◆ Supplied data ◆
▶

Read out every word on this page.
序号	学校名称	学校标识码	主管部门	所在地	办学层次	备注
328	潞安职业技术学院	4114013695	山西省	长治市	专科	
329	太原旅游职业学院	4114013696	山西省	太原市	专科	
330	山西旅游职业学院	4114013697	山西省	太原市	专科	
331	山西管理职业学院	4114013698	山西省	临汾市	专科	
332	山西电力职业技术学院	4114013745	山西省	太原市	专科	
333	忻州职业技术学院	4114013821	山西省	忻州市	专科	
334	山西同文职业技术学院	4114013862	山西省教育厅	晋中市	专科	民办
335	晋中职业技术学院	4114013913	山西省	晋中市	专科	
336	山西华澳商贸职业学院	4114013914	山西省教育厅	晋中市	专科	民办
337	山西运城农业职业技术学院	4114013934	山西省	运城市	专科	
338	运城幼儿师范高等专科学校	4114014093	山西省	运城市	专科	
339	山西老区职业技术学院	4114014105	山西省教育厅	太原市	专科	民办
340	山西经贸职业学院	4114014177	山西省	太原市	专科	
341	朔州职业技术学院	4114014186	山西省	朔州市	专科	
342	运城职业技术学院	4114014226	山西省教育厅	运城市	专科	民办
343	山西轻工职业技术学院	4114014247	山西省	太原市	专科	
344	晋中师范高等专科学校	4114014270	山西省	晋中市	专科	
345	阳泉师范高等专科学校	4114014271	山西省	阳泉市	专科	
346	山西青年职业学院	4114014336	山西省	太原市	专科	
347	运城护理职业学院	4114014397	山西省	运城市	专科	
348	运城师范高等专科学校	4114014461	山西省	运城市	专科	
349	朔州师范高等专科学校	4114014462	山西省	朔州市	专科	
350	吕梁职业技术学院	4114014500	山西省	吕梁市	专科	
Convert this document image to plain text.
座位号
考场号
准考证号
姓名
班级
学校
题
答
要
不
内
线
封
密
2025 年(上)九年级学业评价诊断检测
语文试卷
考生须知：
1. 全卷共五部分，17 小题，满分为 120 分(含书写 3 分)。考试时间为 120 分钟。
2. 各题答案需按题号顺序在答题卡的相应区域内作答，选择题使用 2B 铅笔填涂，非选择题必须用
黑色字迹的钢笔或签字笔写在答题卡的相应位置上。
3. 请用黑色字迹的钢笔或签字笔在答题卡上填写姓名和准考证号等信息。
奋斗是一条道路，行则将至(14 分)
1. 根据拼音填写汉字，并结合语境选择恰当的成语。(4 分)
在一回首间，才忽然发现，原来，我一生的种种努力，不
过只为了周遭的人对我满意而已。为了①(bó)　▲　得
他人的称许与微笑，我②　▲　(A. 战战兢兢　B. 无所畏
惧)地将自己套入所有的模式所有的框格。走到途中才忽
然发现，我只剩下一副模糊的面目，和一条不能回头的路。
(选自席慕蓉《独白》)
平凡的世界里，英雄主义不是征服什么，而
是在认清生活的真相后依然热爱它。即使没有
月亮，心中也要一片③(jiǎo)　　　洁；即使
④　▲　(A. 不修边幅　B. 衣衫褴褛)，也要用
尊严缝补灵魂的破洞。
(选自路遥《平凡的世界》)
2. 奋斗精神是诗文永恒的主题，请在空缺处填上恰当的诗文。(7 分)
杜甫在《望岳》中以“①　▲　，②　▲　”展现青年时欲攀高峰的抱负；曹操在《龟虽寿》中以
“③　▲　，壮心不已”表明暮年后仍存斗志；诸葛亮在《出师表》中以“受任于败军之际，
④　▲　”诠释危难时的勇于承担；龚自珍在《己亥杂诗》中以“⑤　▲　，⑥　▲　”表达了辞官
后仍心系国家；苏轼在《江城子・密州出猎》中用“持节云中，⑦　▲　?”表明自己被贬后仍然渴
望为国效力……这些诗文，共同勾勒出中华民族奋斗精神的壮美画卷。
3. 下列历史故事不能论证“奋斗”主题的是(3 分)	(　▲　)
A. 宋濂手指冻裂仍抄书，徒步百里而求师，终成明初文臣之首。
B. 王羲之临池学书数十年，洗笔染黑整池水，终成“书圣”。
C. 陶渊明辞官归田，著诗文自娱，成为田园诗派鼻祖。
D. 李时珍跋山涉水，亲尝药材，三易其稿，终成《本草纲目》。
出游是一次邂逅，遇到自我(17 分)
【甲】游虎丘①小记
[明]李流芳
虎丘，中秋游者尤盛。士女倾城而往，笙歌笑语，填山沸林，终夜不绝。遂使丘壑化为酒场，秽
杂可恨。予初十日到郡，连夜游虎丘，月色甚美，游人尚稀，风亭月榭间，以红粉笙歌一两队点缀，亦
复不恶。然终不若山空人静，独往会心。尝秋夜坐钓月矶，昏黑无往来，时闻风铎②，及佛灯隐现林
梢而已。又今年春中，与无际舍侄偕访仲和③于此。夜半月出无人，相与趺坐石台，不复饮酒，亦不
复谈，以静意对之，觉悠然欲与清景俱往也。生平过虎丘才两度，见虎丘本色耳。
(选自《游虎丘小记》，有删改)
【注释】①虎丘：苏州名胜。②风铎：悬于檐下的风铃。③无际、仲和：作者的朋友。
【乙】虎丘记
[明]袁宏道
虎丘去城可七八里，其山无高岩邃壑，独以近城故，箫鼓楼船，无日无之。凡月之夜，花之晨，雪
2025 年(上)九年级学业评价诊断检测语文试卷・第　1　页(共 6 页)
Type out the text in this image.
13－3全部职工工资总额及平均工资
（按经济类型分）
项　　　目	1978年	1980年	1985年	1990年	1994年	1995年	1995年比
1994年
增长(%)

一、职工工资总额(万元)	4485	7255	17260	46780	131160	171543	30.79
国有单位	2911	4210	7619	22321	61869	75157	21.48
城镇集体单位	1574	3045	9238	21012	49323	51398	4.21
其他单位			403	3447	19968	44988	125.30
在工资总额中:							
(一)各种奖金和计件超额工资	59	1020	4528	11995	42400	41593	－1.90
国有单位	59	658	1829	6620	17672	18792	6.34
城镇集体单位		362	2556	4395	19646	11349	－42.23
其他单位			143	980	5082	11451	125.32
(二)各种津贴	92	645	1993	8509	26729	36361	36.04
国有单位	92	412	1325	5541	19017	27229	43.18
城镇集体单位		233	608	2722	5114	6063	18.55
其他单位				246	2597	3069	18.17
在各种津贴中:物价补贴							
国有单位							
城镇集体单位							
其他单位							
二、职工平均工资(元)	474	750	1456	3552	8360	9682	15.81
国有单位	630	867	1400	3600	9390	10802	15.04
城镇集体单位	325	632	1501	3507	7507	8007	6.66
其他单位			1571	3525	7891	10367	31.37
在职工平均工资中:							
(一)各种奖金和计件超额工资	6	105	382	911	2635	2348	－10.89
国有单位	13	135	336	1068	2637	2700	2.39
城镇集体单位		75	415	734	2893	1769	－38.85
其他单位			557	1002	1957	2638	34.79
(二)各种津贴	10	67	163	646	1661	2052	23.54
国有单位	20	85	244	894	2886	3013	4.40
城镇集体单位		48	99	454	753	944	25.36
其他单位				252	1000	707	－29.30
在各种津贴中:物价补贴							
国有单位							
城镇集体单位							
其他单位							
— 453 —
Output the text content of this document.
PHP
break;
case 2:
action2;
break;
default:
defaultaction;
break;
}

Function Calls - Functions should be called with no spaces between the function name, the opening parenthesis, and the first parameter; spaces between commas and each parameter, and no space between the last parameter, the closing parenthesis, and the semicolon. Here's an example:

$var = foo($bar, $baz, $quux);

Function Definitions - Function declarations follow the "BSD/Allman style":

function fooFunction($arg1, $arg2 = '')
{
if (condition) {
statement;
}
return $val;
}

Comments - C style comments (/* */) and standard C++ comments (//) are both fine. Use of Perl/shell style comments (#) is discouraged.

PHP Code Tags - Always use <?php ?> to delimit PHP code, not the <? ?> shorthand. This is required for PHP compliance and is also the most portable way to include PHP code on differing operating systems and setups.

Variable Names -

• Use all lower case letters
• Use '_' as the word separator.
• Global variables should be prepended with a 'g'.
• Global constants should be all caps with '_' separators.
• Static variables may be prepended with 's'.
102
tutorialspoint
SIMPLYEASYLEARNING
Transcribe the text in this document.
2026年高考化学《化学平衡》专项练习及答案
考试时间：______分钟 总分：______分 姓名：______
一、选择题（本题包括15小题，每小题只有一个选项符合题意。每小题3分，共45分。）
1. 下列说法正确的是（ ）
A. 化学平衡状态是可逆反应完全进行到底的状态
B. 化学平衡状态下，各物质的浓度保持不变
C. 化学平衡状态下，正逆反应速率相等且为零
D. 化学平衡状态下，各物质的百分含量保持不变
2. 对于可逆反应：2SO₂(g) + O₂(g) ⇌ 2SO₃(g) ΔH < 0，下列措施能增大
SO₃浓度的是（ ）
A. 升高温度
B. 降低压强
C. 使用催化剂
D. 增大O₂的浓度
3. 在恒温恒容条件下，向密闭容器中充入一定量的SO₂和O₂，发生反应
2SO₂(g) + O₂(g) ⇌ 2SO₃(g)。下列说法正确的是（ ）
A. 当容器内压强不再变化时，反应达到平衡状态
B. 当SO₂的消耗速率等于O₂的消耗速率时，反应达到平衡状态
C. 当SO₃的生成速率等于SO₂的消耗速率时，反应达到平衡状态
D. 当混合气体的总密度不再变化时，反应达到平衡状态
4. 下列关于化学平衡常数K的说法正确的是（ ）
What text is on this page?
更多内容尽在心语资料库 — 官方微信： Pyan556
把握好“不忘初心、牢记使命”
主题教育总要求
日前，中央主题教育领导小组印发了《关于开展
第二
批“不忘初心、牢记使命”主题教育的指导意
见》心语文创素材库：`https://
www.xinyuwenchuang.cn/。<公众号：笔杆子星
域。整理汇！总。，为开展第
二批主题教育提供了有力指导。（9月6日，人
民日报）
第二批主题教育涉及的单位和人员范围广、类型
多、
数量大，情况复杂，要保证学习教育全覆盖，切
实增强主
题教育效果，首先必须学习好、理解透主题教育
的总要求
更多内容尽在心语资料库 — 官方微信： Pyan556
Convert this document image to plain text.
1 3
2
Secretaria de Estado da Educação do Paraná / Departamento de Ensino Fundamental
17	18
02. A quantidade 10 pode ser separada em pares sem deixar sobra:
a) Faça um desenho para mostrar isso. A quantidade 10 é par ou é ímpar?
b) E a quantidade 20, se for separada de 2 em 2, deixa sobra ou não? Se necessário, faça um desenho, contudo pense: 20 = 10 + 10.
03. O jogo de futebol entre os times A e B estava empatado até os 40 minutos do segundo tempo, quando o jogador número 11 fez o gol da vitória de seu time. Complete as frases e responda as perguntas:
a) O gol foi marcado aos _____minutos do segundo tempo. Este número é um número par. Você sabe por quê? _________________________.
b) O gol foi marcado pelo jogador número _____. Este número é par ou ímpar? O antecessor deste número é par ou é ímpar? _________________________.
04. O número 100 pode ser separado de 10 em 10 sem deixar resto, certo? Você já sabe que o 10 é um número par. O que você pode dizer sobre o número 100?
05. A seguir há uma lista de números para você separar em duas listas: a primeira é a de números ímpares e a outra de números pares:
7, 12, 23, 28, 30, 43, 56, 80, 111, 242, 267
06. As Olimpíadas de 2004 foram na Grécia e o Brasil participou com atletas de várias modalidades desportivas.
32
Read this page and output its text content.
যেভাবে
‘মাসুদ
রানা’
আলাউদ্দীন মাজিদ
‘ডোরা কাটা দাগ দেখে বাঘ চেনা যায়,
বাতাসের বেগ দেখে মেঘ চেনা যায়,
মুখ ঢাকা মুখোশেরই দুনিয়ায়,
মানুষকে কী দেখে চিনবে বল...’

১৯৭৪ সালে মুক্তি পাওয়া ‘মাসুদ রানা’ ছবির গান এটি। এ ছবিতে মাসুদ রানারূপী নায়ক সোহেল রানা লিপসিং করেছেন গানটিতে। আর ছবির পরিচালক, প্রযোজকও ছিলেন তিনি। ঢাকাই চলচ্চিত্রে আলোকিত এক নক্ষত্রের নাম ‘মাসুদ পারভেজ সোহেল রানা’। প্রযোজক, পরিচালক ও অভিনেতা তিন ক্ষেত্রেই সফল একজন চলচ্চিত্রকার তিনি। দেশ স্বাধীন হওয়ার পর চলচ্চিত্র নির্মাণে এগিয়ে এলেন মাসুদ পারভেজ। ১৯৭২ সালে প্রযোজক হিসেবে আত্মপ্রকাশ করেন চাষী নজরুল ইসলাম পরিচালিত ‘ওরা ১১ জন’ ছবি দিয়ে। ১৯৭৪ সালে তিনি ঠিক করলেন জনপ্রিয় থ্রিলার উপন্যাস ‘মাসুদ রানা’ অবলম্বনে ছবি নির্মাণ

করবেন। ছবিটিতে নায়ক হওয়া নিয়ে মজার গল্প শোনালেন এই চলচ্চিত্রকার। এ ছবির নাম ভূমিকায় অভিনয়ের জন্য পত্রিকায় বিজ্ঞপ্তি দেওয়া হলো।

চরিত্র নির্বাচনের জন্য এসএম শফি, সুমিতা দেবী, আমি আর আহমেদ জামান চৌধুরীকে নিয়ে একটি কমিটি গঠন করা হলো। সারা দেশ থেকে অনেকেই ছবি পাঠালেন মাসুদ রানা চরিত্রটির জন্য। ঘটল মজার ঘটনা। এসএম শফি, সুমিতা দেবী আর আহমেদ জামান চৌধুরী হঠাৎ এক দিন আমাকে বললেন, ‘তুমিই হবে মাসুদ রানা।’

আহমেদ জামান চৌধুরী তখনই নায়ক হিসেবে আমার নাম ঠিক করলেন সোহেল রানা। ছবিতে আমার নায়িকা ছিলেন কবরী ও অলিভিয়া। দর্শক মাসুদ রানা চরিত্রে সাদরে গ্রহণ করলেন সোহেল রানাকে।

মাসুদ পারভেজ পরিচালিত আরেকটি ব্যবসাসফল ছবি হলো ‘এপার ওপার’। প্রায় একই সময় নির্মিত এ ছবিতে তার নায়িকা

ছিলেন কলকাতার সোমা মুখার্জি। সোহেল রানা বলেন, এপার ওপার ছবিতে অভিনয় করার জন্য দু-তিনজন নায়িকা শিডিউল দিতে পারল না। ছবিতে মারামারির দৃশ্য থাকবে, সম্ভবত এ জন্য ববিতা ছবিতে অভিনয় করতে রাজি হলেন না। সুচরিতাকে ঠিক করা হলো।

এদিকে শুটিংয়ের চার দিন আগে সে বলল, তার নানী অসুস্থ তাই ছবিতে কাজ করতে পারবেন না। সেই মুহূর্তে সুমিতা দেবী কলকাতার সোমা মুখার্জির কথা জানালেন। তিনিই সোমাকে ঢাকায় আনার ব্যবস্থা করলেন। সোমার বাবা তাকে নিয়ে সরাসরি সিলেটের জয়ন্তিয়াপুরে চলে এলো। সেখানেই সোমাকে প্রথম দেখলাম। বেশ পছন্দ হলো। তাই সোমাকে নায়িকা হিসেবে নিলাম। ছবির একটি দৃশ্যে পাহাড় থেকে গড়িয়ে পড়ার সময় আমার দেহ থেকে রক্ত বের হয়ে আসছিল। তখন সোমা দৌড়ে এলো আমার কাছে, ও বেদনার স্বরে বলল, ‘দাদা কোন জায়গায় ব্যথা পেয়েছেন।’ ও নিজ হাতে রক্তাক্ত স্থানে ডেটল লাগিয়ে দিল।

◀

Go through the records and pull out each line that includes the word "Este".

a) O gol foi marcado aos _____minutos do segundo tempo. Este número é um número par. Você sabe por quê? _________________________.
b) O gol foi marcado pelo jogador número _____. Este número é par ou ímpar? O antecessor deste número é par ou é ímpar? _________________________.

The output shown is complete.